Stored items
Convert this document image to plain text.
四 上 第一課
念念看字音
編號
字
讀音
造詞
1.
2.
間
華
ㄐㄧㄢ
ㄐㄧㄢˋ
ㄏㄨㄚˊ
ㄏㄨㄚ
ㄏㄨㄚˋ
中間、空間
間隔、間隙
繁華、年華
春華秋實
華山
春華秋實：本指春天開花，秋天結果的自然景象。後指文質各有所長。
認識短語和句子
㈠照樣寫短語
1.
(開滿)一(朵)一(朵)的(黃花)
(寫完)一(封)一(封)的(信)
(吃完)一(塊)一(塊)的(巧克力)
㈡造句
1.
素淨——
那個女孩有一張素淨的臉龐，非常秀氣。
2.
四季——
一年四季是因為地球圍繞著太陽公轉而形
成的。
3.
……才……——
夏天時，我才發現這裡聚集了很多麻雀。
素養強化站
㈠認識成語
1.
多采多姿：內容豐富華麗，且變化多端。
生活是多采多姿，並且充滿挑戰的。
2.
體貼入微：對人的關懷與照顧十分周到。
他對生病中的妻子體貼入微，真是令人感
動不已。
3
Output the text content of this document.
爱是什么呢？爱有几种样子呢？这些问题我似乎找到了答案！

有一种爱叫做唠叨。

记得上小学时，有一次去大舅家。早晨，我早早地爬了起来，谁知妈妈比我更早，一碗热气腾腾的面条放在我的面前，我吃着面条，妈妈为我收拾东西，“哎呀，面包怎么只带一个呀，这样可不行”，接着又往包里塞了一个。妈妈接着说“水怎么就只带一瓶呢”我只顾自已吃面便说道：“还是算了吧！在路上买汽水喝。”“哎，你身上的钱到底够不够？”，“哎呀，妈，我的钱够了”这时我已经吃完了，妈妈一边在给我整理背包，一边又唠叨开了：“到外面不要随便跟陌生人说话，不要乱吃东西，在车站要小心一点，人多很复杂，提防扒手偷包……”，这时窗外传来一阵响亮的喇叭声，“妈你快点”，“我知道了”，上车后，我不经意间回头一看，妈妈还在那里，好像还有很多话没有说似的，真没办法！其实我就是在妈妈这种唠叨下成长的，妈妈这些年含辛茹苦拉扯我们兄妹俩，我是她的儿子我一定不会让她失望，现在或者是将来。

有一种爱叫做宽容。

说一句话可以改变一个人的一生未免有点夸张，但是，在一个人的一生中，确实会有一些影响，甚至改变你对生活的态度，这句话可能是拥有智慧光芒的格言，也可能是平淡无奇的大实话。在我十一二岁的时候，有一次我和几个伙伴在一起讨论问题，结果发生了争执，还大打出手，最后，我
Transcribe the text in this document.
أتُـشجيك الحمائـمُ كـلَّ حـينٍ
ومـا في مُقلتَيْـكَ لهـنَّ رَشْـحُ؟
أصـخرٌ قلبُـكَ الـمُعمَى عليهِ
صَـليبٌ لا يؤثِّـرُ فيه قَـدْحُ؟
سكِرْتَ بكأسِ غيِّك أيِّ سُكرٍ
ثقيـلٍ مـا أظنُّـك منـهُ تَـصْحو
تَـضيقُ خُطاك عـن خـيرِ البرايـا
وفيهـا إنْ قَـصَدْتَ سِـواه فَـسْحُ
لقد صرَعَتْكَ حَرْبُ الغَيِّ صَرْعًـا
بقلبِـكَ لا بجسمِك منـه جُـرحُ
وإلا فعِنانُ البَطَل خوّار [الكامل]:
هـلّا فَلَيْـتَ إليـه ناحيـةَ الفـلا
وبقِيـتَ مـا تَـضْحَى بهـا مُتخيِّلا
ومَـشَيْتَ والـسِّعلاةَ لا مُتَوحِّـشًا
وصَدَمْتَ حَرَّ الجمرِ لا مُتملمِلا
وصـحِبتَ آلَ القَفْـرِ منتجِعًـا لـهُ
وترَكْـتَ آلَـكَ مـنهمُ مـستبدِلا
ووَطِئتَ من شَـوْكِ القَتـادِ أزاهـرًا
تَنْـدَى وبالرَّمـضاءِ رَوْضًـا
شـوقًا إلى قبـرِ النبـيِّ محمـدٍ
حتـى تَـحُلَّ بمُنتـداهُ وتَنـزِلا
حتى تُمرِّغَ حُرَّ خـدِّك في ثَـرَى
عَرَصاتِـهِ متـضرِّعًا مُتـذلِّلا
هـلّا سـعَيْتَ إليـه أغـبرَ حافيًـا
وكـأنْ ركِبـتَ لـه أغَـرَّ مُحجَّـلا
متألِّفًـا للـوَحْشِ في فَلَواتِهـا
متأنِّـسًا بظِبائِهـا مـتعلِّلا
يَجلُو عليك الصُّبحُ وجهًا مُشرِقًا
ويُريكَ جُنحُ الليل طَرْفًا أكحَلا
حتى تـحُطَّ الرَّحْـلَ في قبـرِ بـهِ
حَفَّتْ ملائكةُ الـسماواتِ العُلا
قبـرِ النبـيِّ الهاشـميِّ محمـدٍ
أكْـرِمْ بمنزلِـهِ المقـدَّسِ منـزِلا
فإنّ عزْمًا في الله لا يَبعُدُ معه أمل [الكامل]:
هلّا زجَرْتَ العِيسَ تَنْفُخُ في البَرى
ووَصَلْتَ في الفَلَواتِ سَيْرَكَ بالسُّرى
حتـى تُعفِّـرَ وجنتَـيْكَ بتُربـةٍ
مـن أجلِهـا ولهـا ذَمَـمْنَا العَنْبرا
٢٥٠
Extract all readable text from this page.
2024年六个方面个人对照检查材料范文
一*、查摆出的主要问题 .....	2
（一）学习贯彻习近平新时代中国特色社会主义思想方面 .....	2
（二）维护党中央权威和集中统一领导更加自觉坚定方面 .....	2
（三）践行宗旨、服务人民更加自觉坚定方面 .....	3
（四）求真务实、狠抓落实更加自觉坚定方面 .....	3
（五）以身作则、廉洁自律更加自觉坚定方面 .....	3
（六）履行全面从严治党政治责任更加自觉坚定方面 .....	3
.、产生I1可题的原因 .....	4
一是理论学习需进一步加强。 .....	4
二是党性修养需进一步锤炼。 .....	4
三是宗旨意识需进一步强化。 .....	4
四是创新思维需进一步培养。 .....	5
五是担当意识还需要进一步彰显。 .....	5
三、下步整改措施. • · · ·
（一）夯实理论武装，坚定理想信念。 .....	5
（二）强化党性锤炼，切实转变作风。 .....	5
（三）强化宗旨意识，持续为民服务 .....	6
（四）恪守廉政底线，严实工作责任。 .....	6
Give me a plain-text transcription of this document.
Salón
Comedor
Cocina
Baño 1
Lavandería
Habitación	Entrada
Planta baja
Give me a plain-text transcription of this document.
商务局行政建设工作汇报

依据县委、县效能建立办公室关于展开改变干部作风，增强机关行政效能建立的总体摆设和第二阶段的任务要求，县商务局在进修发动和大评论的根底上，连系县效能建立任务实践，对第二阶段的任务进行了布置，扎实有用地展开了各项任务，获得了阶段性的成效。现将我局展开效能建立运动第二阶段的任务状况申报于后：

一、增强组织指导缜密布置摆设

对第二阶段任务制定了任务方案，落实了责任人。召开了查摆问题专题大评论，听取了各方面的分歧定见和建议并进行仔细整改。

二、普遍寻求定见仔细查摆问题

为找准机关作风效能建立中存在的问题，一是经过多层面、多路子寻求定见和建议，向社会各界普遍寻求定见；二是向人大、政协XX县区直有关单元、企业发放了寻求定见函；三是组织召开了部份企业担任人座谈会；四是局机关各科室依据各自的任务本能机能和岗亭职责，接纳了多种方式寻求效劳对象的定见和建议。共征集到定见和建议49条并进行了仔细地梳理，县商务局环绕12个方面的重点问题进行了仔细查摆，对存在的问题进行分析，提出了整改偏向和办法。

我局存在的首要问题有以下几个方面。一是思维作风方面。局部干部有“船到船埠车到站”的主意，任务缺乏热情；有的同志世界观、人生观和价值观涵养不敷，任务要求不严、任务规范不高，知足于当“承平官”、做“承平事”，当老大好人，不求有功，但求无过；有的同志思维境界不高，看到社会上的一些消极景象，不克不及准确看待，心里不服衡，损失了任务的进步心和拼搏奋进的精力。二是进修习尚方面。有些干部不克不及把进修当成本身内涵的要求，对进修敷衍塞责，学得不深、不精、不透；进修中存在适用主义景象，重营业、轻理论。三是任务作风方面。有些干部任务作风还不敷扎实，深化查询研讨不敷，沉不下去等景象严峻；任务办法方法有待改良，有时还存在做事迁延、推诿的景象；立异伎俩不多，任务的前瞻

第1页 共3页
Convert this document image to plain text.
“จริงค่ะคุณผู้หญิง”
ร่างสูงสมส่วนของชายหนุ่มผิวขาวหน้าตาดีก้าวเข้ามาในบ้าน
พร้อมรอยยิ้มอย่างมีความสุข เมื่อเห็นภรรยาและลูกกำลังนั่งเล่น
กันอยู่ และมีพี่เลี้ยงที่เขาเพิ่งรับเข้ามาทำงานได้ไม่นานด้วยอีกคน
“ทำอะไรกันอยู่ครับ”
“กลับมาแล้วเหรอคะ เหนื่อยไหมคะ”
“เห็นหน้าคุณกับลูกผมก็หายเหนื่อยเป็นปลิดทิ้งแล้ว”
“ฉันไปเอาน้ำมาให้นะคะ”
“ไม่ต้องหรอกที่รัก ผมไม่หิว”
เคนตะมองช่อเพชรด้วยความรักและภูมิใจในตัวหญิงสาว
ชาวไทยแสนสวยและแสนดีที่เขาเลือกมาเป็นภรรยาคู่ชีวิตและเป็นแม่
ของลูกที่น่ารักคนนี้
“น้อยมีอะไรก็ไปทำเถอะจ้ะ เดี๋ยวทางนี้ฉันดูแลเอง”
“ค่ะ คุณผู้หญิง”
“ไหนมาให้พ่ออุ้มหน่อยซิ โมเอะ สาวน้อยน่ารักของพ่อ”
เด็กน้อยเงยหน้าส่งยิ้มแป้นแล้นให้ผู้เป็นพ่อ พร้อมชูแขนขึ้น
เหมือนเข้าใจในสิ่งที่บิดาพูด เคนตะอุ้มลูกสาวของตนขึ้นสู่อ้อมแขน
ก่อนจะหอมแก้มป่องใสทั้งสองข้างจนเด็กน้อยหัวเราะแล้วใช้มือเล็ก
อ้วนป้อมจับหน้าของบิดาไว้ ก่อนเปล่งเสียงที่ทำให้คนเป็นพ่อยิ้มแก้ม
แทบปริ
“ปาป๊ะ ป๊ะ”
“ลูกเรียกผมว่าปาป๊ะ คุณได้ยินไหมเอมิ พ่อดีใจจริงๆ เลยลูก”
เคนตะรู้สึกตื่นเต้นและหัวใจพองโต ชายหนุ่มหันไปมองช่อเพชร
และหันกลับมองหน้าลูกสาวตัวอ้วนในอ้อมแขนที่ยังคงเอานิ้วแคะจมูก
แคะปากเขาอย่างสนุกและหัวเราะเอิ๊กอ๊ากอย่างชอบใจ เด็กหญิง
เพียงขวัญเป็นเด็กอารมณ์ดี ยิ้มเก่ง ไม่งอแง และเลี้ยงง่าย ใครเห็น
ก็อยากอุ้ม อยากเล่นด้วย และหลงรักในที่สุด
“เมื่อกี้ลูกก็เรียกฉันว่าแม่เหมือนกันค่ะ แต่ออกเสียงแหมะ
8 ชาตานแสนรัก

> [PROBLEM]
Look for the word "النبـي" in every line of the listing and copy the lines that have it.

> [OUTPUT OF THE EXERCISE]
شـوقًا إلى قبـرِ النبـيِّ محمـدٍ
قبـرِ النبـيِّ الهاشـميِّ محمـدٍ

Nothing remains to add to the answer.